OBJECTIVE
Return all the entries exactly, keeping pictures out.

PROVIDED RECORDS
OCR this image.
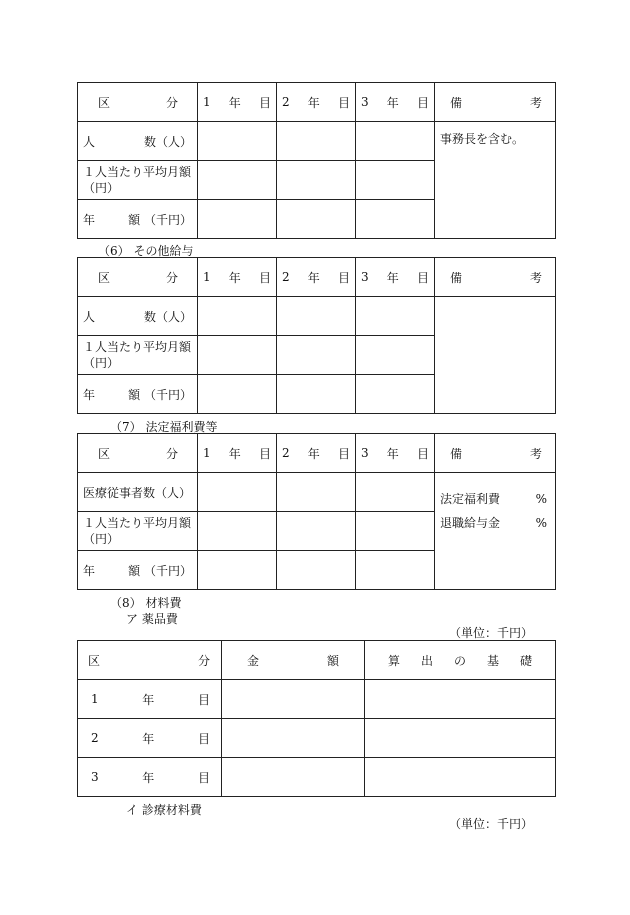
区 分	1 年 目	2 年 目	3 年 目	備 考

人 数（人）				事務長を含む。
１人当たり平均月額（円）				

年 額 （千円）				

（6） その他給与
区 分	1 年 目	2 年 目	3 年 目	備 考

人 数（人）				

１人当たり平均月額（円）				

年 額 （千円）				

（7） 法定福利費等
区 分	1 年 目	2 年 目	3 年 目	備 考

医療従事者数（人）				法定福利費 %
退職給与金 %

１人当たり平均月額（円）				

年 額 （千円）				

（8） 材料費
ア 薬品費
（単位：千円）
区 分	金 額	算 出 の 基 礎

1 年 目		

2 年 目		

3 年 目		

イ 診療材料費
（単位：千円）
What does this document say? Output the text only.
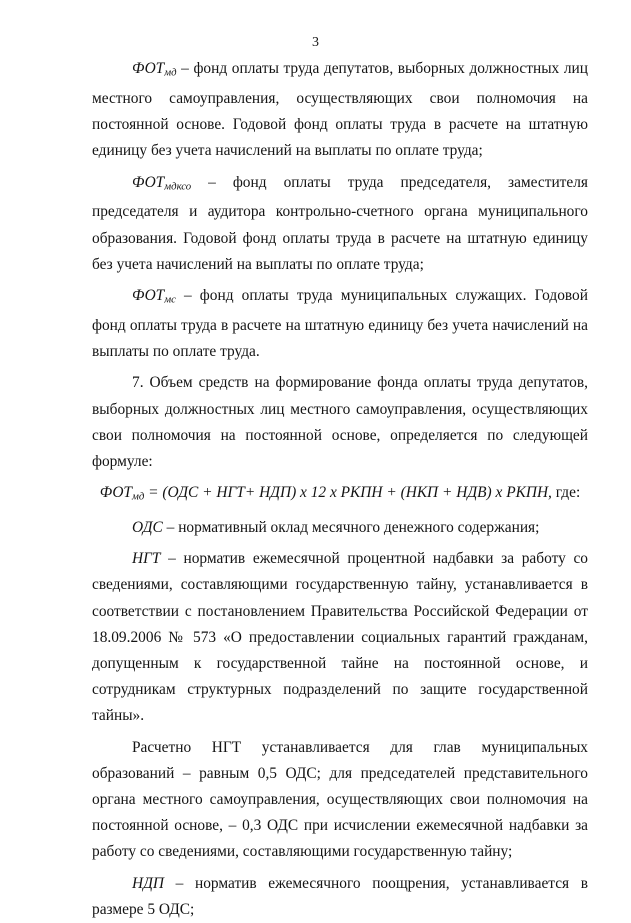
3

$ФОТ_{мд}$ – фонд оплаты труда депутатов, выборных должностных лиц местного самоуправления, осуществляющих свои полномочия на постоянной основе. Годовой фонд оплаты труда в расчете на штатную единицу без учета начислений на выплаты по оплате труда;

$ФОТ_{мдксо}$ – фонд оплаты труда председателя, заместителя председателя и аудитора контрольно-счетного органа муниципального образования. Годовой фонд оплаты труда в расчете на штатную единицу без учета начислений на выплаты по оплате труда;

$ФОТ_{мс}$ – фонд оплаты труда муниципальных служащих. Годовой фонд оплаты труда в расчете на штатную единицу без учета начислений на выплаты по оплате труда.

7. Объем средств на формирование фонда оплаты труда депутатов, выборных должностных лиц местного самоуправления, осуществляющих свои полномочия на постоянной основе, определяется по следующей формуле:

$ФОТ_{мд} = (ОДС + НГТ+ НДП)$ х 12 х РКПН + (НКП + НДВ) х РКПН, где:

ОДС – нормативный оклад месячного денежного содержания;

НГТ – норматив ежемесячной процентной надбавки за работу со сведениями, составляющими государственную тайну, устанавливается в соответствии с постановлением Правительства Российской Федерации от 18.09.2006 № 573 «О предоставлении социальных гарантий гражданам, допущенным к государственной тайне на постоянной основе, и сотрудникам структурных подразделений по защите государственной тайны».

Расчетно НГТ устанавливается для глав муниципальных образований – равным 0,5 ОДС; для председателей представительного органа местного самоуправления, осуществляющих свои полномочия на постоянной основе, – 0,3 ОДС при исчислении ежемесячной надбавки за работу со сведениями, составляющими государственную тайну;

НДП – норматив ежемесячного поощрения, устанавливается в размере 5 ОДС;
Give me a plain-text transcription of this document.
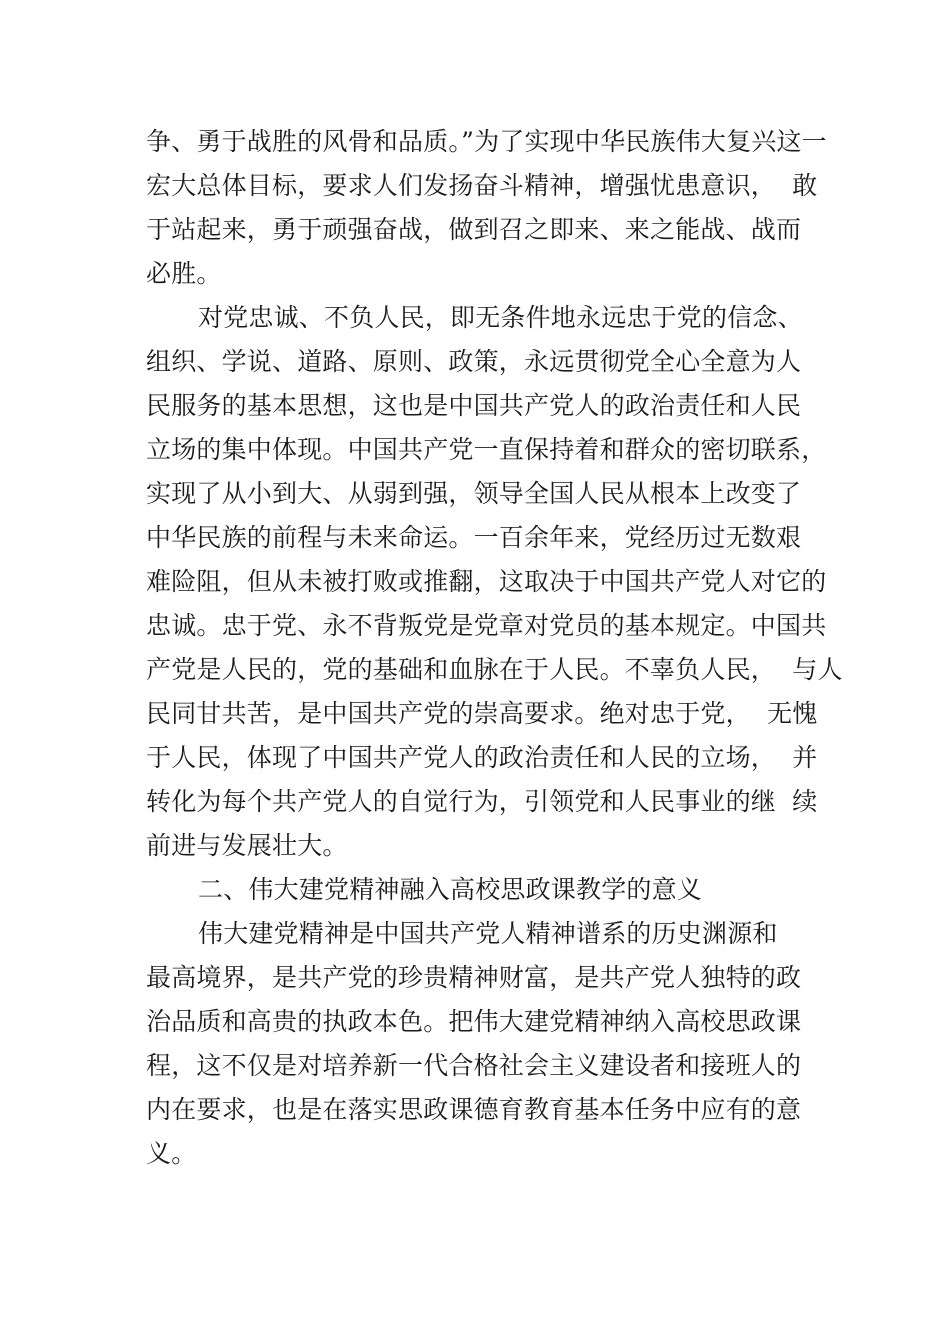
争、勇于战胜的风骨和品质。”为了实现中华民族伟大复兴这一
宏大总体目标，要求人们发扬奋斗精神，增强忧患意识，  敢
于站起来，勇于顽强奋战，做到召之即来、来之能战、战而
必胜。
对党忠诚、不负人民，即无条件地永远忠于党的信念、
组织、学说、道路、原则、政策，永远贯彻党全心全意为人
民服务的基本思想，这也是中国共产党人的政治责任和人民
立场的集中体现。中国共产党一直保持着和群众的密切联系，
实现了从小到大、从弱到强，领导全国人民从根本上改变了
中华民族的前程与未来命运。一百余年来，党经历过无数艰
难险阻，但从未被打败或推翻，这取决于中国共产党人对它的
忠诚。忠于党、永不背叛党是党章对党员的基本规定。中国共
产党是人民的，党的基础和血脉在于人民。不辜负人民，  与人
民同甘共苦，是中国共产党的崇高要求。绝对忠于党，  无愧
于人民，体现了中国共产党人的政治责任和人民的立场，  并
转化为每个共产党人的自觉行为，引领党和人民事业的继  续
前进与发展壮大。
二、伟大建党精神融入高校思政课教学的意义
伟大建党精神是中国共产党人精神谱系的历史渊源和
最高境界，是共产党的珍贵精神财富，是共产党人独特的政
治品质和高贵的执政本色。把伟大建党精神纳入高校思政课
程，这不仅是对培养新一代合格社会主义建设者和接班人的
内在要求，也是在落实思政课德育教育基本任务中应有的意
义。
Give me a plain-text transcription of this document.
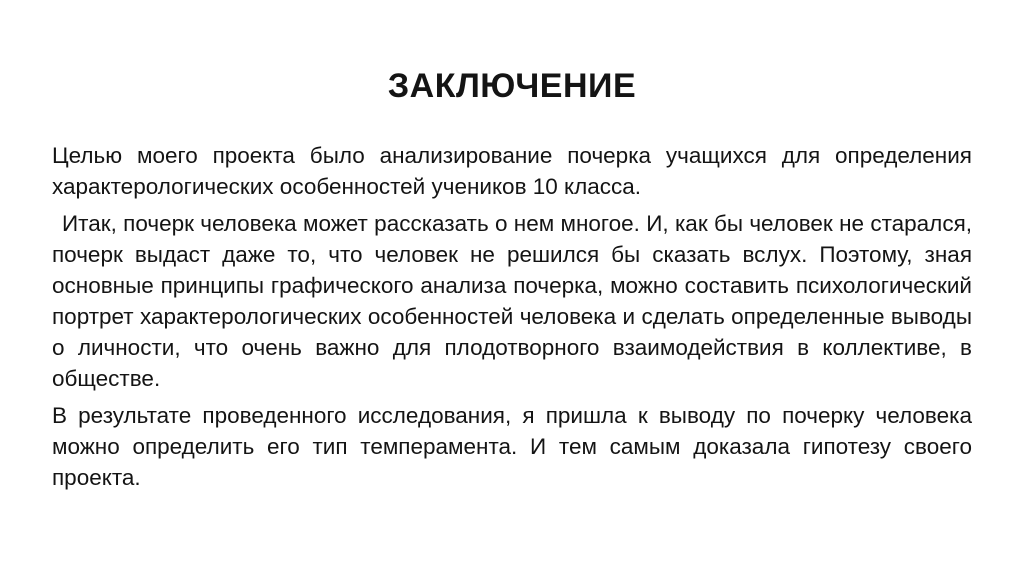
ЗАКЛЮЧЕНИЕ

Целью моего проекта было анализирование почерка учащихся для определения характерологических особенностей учеников 10 класса.

Итак, почерк человека может рассказать о нем многое. И, как бы человек не старался, почерк выдаст даже то, что человек не решился бы сказать вслух. Поэтому, зная основные принципы графического анализа почерка, можно составить психологический портрет характерологических особенностей человека и сделать определенные выводы о личности, что очень важно для плодотворного взаимодействия в коллективе, в обществе.

В результате проведенного исследования, я пришла к выводу по почерку человека можно определить его тип темперамента. И тем самым доказала гипотезу своего проекта.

FINISHED ANSWER
OCR this image.
区 分	1 年 目	2 年 目	3 年 目	備 考

人 数（人）				事務長を含む。
１人当たり平均月額（円）				

年 額 （千円）				

（6） その他給与
区 分	1 年 目	2 年 目	3 年 目	備 考

人 数（人）				

１人当たり平均月額（円）				

年 額 （千円）				

（7） 法定福利費等
区 分	1 年 目	2 年 目	3 年 目	備 考

医療従事者数（人）				法定福利費 %
退職給与金 %

１人当たり平均月額（円）				

年 額 （千円）				

（8） 材料費
ア 薬品費
（単位：千円）
区 分	金 額	算 出 の 基 礎

1 年 目		

2 年 目		

3 年 目		

イ 診療材料費
（単位：千円）
What does this document say? Output the text only.
3

$ФОТ_{мд}$ – фонд оплаты труда депутатов, выборных должностных лиц местного самоуправления, осуществляющих свои полномочия на постоянной основе. Годовой фонд оплаты труда в расчете на штатную единицу без учета начислений на выплаты по оплате труда;

$ФОТ_{мдксо}$ – фонд оплаты труда председателя, заместителя председателя и аудитора контрольно-счетного органа муниципального образования. Годовой фонд оплаты труда в расчете на штатную единицу без учета начислений на выплаты по оплате труда;

$ФОТ_{мс}$ – фонд оплаты труда муниципальных служащих. Годовой фонд оплаты труда в расчете на штатную единицу без учета начислений на выплаты по оплате труда.

7. Объем средств на формирование фонда оплаты труда депутатов, выборных должностных лиц местного самоуправления, осуществляющих свои полномочия на постоянной основе, определяется по следующей формуле:

$ФОТ_{мд} = (ОДС + НГТ+ НДП)$ х 12 х РКПН + (НКП + НДВ) х РКПН, где:

ОДС – нормативный оклад месячного денежного содержания;

НГТ – норматив ежемесячной процентной надбавки за работу со сведениями, составляющими государственную тайну, устанавливается в соответствии с постановлением Правительства Российской Федерации от 18.09.2006 № 573 «О предоставлении социальных гарантий гражданам, допущенным к государственной тайне на постоянной основе, и сотрудникам структурных подразделений по защите государственной тайны».

Расчетно НГТ устанавливается для глав муниципальных образований – равным 0,5 ОДС; для председателей представительного органа местного самоуправления, осуществляющих свои полномочия на постоянной основе, – 0,3 ОДС при исчислении ежемесячной надбавки за работу со сведениями, составляющими государственную тайну;

НДП – норматив ежемесячного поощрения, устанавливается в размере 5 ОДС;
Give me a plain-text transcription of this document.
争、勇于战胜的风骨和品质。”为了实现中华民族伟大复兴这一
宏大总体目标，要求人们发扬奋斗精神，增强忧患意识，  敢
于站起来，勇于顽强奋战，做到召之即来、来之能战、战而
必胜。
对党忠诚、不负人民，即无条件地永远忠于党的信念、
组织、学说、道路、原则、政策，永远贯彻党全心全意为人
民服务的基本思想，这也是中国共产党人的政治责任和人民
立场的集中体现。中国共产党一直保持着和群众的密切联系，
实现了从小到大、从弱到强，领导全国人民从根本上改变了
中华民族的前程与未来命运。一百余年来，党经历过无数艰
难险阻，但从未被打败或推翻，这取决于中国共产党人对它的
忠诚。忠于党、永不背叛党是党章对党员的基本规定。中国共
产党是人民的，党的基础和血脉在于人民。不辜负人民，  与人
民同甘共苦，是中国共产党的崇高要求。绝对忠于党，  无愧
于人民，体现了中国共产党人的政治责任和人民的立场，  并
转化为每个共产党人的自觉行为，引领党和人民事业的继  续
前进与发展壮大。
二、伟大建党精神融入高校思政课教学的意义
伟大建党精神是中国共产党人精神谱系的历史渊源和
最高境界，是共产党的珍贵精神财富，是共产党人独特的政
治品质和高贵的执政本色。把伟大建党精神纳入高校思政课
程，这不仅是对培养新一代合格社会主义建设者和接班人的
内在要求，也是在落实思政课德育教育基本任务中应有的意
义。
Give me a plain-text transcription of this document.
ЗАКЛЮЧЕНИЕ

Целью моего проекта было анализирование почерка учащихся для определения характерологических особенностей учеников 10 класса.

Итак, почерк человека может рассказать о нем многое. И, как бы человек не старался, почерк выдаст даже то, что человек не решился бы сказать вслух. Поэтому, зная основные принципы графического анализа почерка, можно составить психологический портрет характерологических особенностей человека и сделать определенные выводы о личности, что очень важно для плодотворного взаимодействия в коллективе, в обществе.

В результате проведенного исследования, я пришла к выводу по почерку человека можно определить его тип темперамента. И тем самым доказала гипотезу своего проекта.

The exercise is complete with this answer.